• _Work instructions_
Return, from the listing that follows, each line containing the word "polychromatic".

• _Task inputs_
····················

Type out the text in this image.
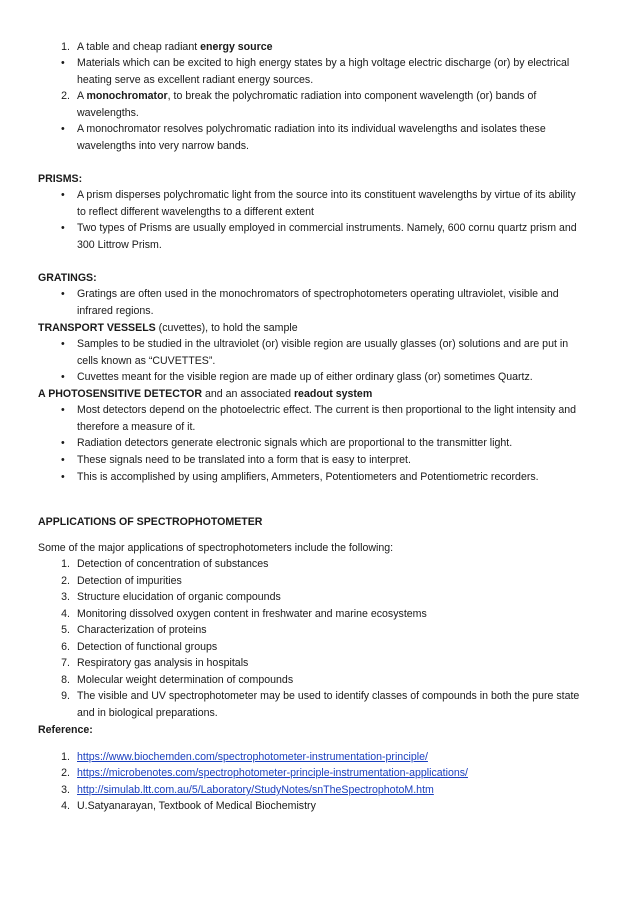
1. A table and cheap radiant energy source
• Materials which can be excited to high energy states by a high voltage electric discharge (or) by electrical heating serve as excellent radiant energy sources.
2. A monochromator, to break the polychromatic radiation into component wavelength (or) bands of wavelengths.
• A monochromator resolves polychromatic radiation into its individual wavelengths and isolates these wavelengths into very narrow bands.
PRISMS:
• A prism disperses polychromatic light from the source into its constituent wavelengths by virtue of its ability to reflect different wavelengths to a different extent
• Two types of Prisms are usually employed in commercial instruments. Namely, 600 cornu quartz prism and 300 Littrow Prism.
GRATINGS:
• Gratings are often used in the monochromators of spectrophotometers operating ultraviolet, visible and infrared regions.
TRANSPORT VESSELS (cuvettes), to hold the sample
• Samples to be studied in the ultraviolet (or) visible region are usually glasses (or) solutions and are put in cells known as “CUVETTES”.
• Cuvettes meant for the visible region are made up of either ordinary glass (or) sometimes Quartz.
A PHOTOSENSITIVE DETECTOR and an associated readout system
• Most detectors depend on the photoelectric effect. The current is then proportional to the light intensity and therefore a measure of it.
• Radiation detectors generate electronic signals which are proportional to the transmitter light.
• These signals need to be translated into a form that is easy to interpret.
• This is accomplished by using amplifiers, Ammeters, Potentiometers and Potentiometric recorders.
APPLICATIONS OF SPECTROPHOTOMETER
Some of the major applications of spectrophotometers include the following:
1. Detection of concentration of substances
2. Detection of impurities
3. Structure elucidation of organic compounds
4. Monitoring dissolved oxygen content in freshwater and marine ecosystems
5. Characterization of proteins
6. Detection of functional groups
7. Respiratory gas analysis in hospitals
8. Molecular weight determination of compounds
9. The visible and UV spectrophotometer may be used to identify classes of compounds in both the pure state and in biological preparations.
Reference:
1. https://www.biochemden.com/spectrophotometer-instrumentation-principle/
2. https://microbenotes.com/spectrophotometer-principle-instrumentation-applications/
3. http://simulab.ltt.com.au/5/Laboratory/StudyNotes/snTheSpectrophotoM.htm
4. U.Satyanarayan, Textbook of Medical Biochemistry
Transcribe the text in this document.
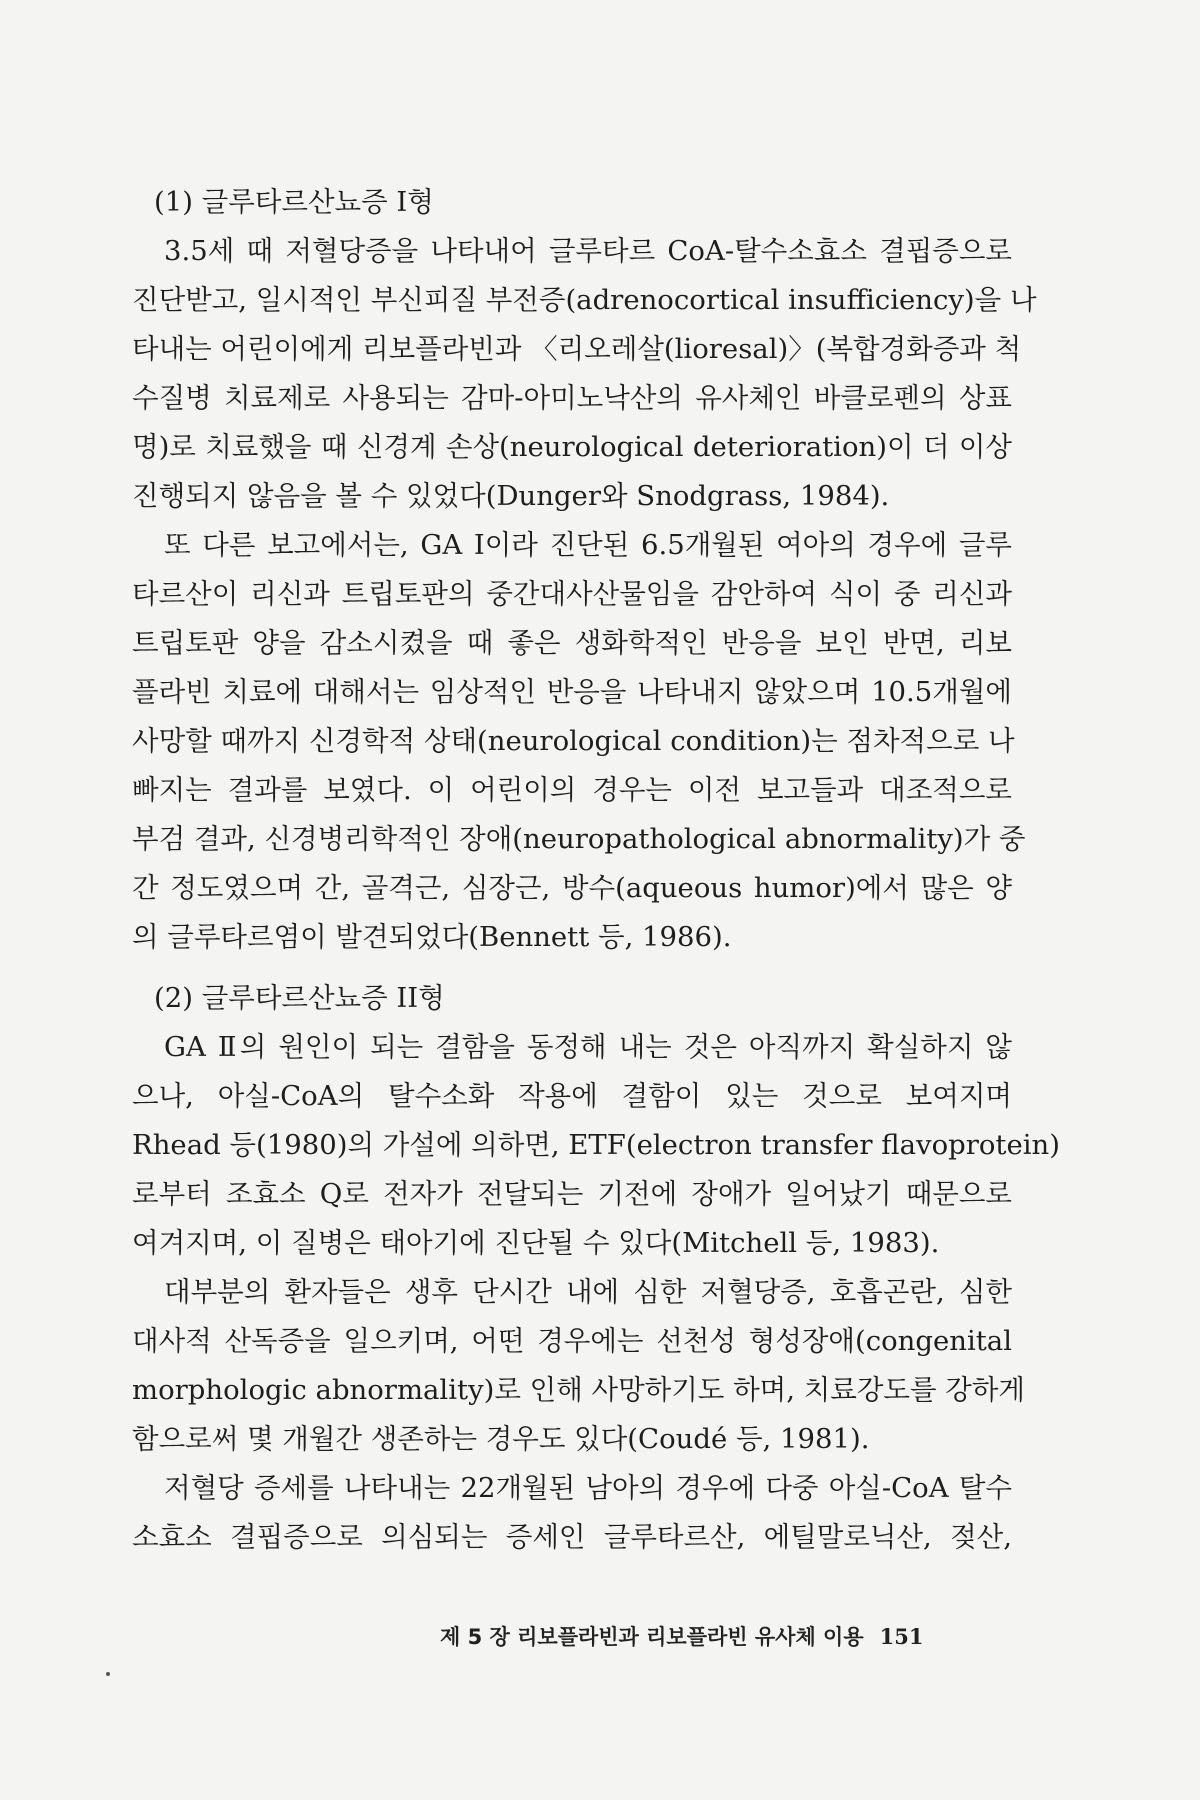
(1) 글루타르산뇨증 I형
3.5세 때 저혈당증을 나타내어 글루타르 CoA-탈수소효소 결핍증으로
진단받고, 일시적인 부신피질 부전증(adrenocortical insufficiency)을 나
타내는 어린이에게 리보플라빈과 〈리오레살(lioresal)〉(복합경화증과 척
수질병 치료제로 사용되는 감마-아미노낙산의 유사체인 바클로펜의 상표
명)로 치료했을 때 신경계 손상(neurological deterioration)이 더 이상
진행되지 않음을 볼 수 있었다(Dunger와 Snodgrass, 1984).
또 다른 보고에서는, GA I이라 진단된 6.5개월된 여아의 경우에 글루
타르산이 리신과 트립토판의 중간대사산물임을 감안하여 식이 중 리신과
트립토판 양을 감소시켰을 때 좋은 생화학적인 반응을 보인 반면, 리보
플라빈 치료에 대해서는 임상적인 반응을 나타내지 않았으며 10.5개월에
사망할 때까지 신경학적 상태(neurological condition)는 점차적으로 나
빠지는 결과를 보였다. 이 어린이의 경우는 이전 보고들과 대조적으로
부검 결과, 신경병리학적인 장애(neuropathological abnormality)가 중
간 정도였으며 간, 골격근, 심장근, 방수(aqueous humor)에서 많은 양
의 글루타르염이 발견되었다(Bennett 등, 1986).
(2) 글루타르산뇨증 II형
GA Ⅱ의 원인이 되는 결함을 동정해 내는 것은 아직까지 확실하지 않
으나, 아실-CoA의 탈수소화 작용에 결함이 있는 것으로 보여지며
Rhead 등(1980)의 가설에 의하면, ETF(electron transfer flavoprotein)
로부터 조효소 Q로 전자가 전달되는 기전에 장애가 일어났기 때문으로
여겨지며, 이 질병은 태아기에 진단될 수 있다(Mitchell 등, 1983).
대부분의 환자들은 생후 단시간 내에 심한 저혈당증, 호흡곤란, 심한
대사적 산독증을 일으키며, 어떤 경우에는 선천성 형성장애(congenital
morphologic abnormality)로 인해 사망하기도 하며, 치료강도를 강하게
함으로써 몇 개월간 생존하는 경우도 있다(Coudé 등, 1981).
저혈당 증세를 나타내는 22개월된 남아의 경우에 다중 아실-CoA 탈수
소효소 결핍증으로 의심되는 증세인 글루타르산, 에틸말로닉산, 젖산,
제 5 장 리보플라빈과 리보플라빈 유사체 이용 151
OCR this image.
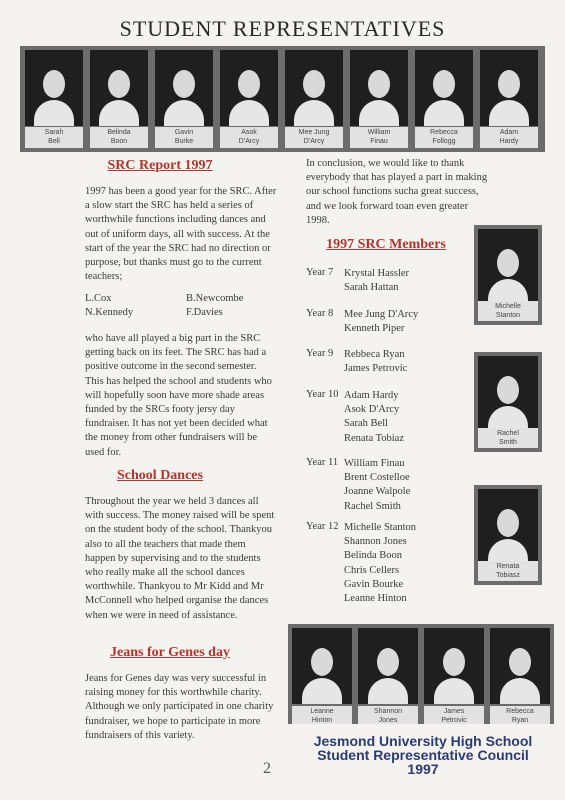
STUDENT REPRESENTATIVES
Sarah
Bell
Belinda
Boon
Gavin
Burke
Asok
D'Arcy
Mee Jung
D'Arcy
William
Finau
Rebecca
Follogg
Adam
Hardy
SRC Report 1997

1997 has been a good year for the SRC. After a slow start the SRC has held a series of worthwhile functions including dances and out of uniform days, all with success. At the start of the year the SRC had no direction or purpose, but thanks must go to the current teachers;

L.Cox	B.Newcombe
N.Kennedy	F.Davies

who have all played a big part in the SRC getting back on its feet. The SRC has had a positive outcome in the second semester. This has helped the school and students who will hopefully soon have more shade areas funded by the SRCs footy jersy day fundraiser. It has not yet been decided what the money from other fundraisers will be used for.

School Dances

Throughout the year we held 3 dances all with success. The money raised will be spent on the student body of the school. Thankyou also to all the teachers that made them happen by supervising and to the students who really make all the school dances worthwhile. Thankyou to Mr Kidd and Mr McConnell who helped organise the dances when we were in need of assistance.

Jeans for Genes day

Jeans for Genes day was very successful in raising money for this worthwhile charity. Although we only participated in one charity fundraiser, we hope to participate in more fundraisers of this variety.

2

In conclusion, we would like to thank everybody that has played a part in making our school functions sucha great success, and we look forward toan even greater 1998.

1997 SRC Members
Year 7 Krystal Hassler
Sarah Hattan
Year 8 Mee Jung D'Arcy
Kenneth Piper
Year 9 Rebbeca Ryan
James Petrovic
Year 10 Adam Hardy
Asok D'Arcy
Sarah Bell
Renata Tobiaz
Year 11 William Finau
Brent Costelloe
Joanne Walpole
Rachel Smith
Year 12 Michelle Stanton
Shannon Jones
Belinda Boon
Chris Cellers
Gavin Bourke
Leanne Hinton
Michelle
Stanton
Rachel
Smith
Renata
Tobiasz
Leanne
Hinton
Shannon
Jones
James
Petrovic
Rebecca
Ryan
Jesmond University High School
Student Representative Council
1997
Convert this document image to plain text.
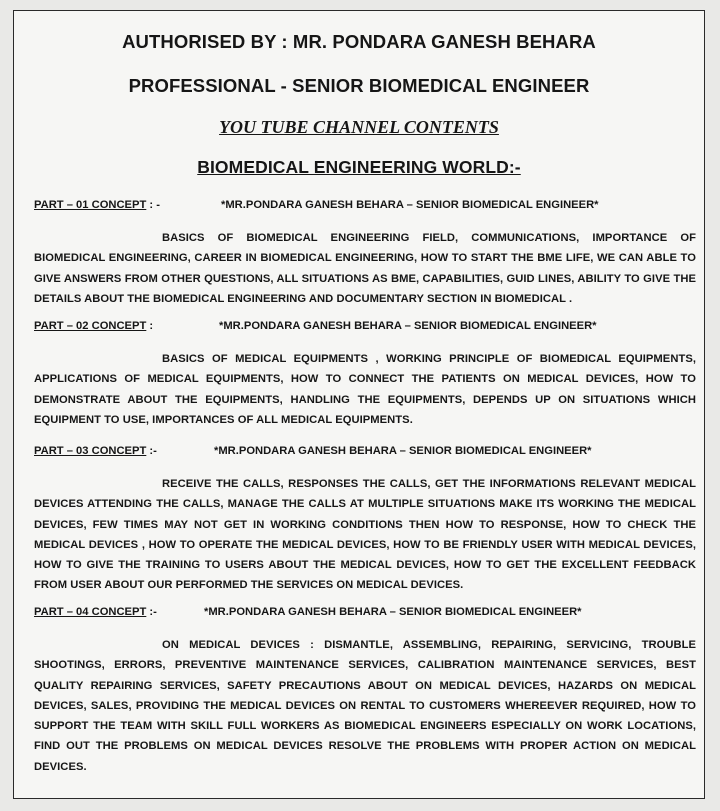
AUTHORISED BY : MR. PONDARA GANESH BEHARA
PROFESSIONAL - SENIOR BIOMEDICAL ENGINEER
YOU TUBE CHANNEL CONTENTS
BIOMEDICAL ENGINEERING WORLD:-
PART – 01 CONCEPT : -	*MR.PONDARA GANESH BEHARA – SENIOR BIOMEDICAL ENGINEER*
BASICS OF BIOMEDICAL ENGINEERING FIELD, COMMUNICATIONS, IMPORTANCE OF BIOMEDICAL ENGINEERING, CAREER IN BIOMEDICAL ENGINEERING, HOW TO START THE BME LIFE, WE CAN ABLE TO GIVE ANSWERS FROM OTHER QUESTIONS, ALL SITUATIONS AS BME, CAPABILITIES, GUID LINES, ABILITY TO GIVE THE DETAILS ABOUT THE BIOMEDICAL ENGINEERING AND DOCUMENTARY SECTION IN BIOMEDICAL .
PART – 02 CONCEPT :	*MR.PONDARA GANESH BEHARA – SENIOR BIOMEDICAL ENGINEER*
BASICS OF MEDICAL EQUIPMENTS , WORKING PRINCIPLE OF BIOMEDICAL EQUIPMENTS, APPLICATIONS OF MEDICAL EQUIPMENTS, HOW TO CONNECT THE PATIENTS ON MEDICAL DEVICES, HOW TO DEMONSTRATE ABOUT THE EQUIPMENTS, HANDLING THE EQUIPMENTS, DEPENDS UP ON SITUATIONS WHICH EQUIPMENT TO USE, IMPORTANCES OF ALL MEDICAL EQUIPMENTS.
PART – 03 CONCEPT :-	*MR.PONDARA GANESH BEHARA – SENIOR BIOMEDICAL ENGINEER*
RECEIVE THE CALLS, RESPONSES THE CALLS, GET THE INFORMATIONS RELEVANT MEDICAL DEVICES ATTENDING THE CALLS, MANAGE THE CALLS AT MULTIPLE SITUATIONS MAKE ITS WORKING THE MEDICAL DEVICES, FEW TIMES MAY NOT GET IN WORKING CONDITIONS THEN HOW TO RESPONSE, HOW TO CHECK THE MEDICAL DEVICES , HOW TO OPERATE THE MEDICAL DEVICES, HOW TO BE FRIENDLY USER WITH MEDICAL DEVICES, HOW TO GIVE THE TRAINING TO USERS ABOUT THE MEDICAL DEVICES, HOW TO GET THE EXCELLENT FEEDBACK FROM USER ABOUT OUR PERFORMED THE SERVICES ON MEDICAL DEVICES.
PART – 04 CONCEPT :-	*MR.PONDARA GANESH BEHARA – SENIOR BIOMEDICAL ENGINEER*
ON MEDICAL DEVICES : DISMANTLE, ASSEMBLING, REPAIRING, SERVICING, TROUBLE SHOOTINGS, ERRORS, PREVENTIVE MAINTENANCE SERVICES, CALIBRATION MAINTENANCE SERVICES, BEST QUALITY REPAIRING SERVICES, SAFETY PRECAUTIONS ABOUT ON MEDICAL DEVICES, HAZARDS ON MEDICAL DEVICES, SALES, PROVIDING THE MEDICAL DEVICES ON RENTAL TO CUSTOMERS WHEREEVER REQUIRED, HOW TO SUPPORT THE TEAM WITH SKILL FULL WORKERS AS BIOMEDICAL ENGINEERS ESPECIALLY ON WORK LOCATIONS, FIND OUT THE PROBLEMS ON MEDICAL DEVICES RESOLVE THE PROBLEMS WITH PROPER ACTION ON MEDICAL DEVICES.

····················

• _Completed exercise_
2. A monochromator, to break the polychromatic radiation into component wavelength (or) bands of wavelengths.
• A monochromator resolves polychromatic radiation into its individual wavelengths and isolates these wavelengths into very narrow bands.
• A prism disperses polychromatic light from the source into its constituent wavelengths by virtue of its ability to reflect different wavelengths to a different extent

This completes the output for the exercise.